**REQUIRED WORK:**
Scan the records and identify every line in which the string "муниципальных" occurs, then return those lines.

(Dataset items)

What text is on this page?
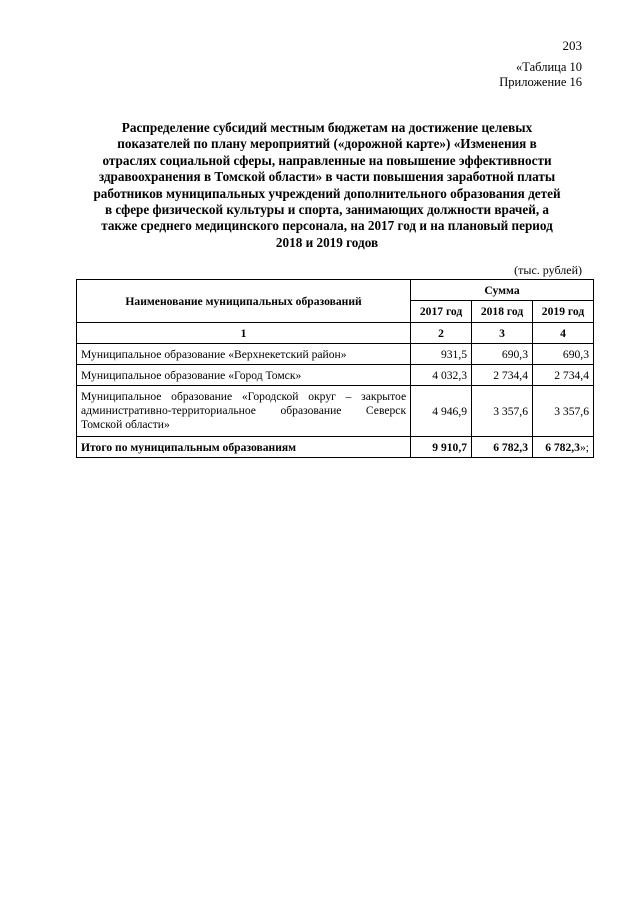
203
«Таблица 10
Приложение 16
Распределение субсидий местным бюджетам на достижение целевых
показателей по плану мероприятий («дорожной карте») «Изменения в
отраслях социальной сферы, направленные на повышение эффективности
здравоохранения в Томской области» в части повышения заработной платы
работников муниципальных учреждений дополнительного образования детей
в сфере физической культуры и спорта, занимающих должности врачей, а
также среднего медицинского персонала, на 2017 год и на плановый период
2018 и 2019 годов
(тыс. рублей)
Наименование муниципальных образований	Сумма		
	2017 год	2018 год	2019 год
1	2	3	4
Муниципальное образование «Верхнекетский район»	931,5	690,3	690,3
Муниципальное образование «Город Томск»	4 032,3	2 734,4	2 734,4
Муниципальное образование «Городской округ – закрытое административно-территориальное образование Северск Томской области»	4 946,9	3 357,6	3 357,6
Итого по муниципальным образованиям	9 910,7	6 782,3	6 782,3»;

**SOLVED PROBLEM:**
работников муниципальных учреждений дополнительного образования детей
Наименование муниципальных образований	Сумма		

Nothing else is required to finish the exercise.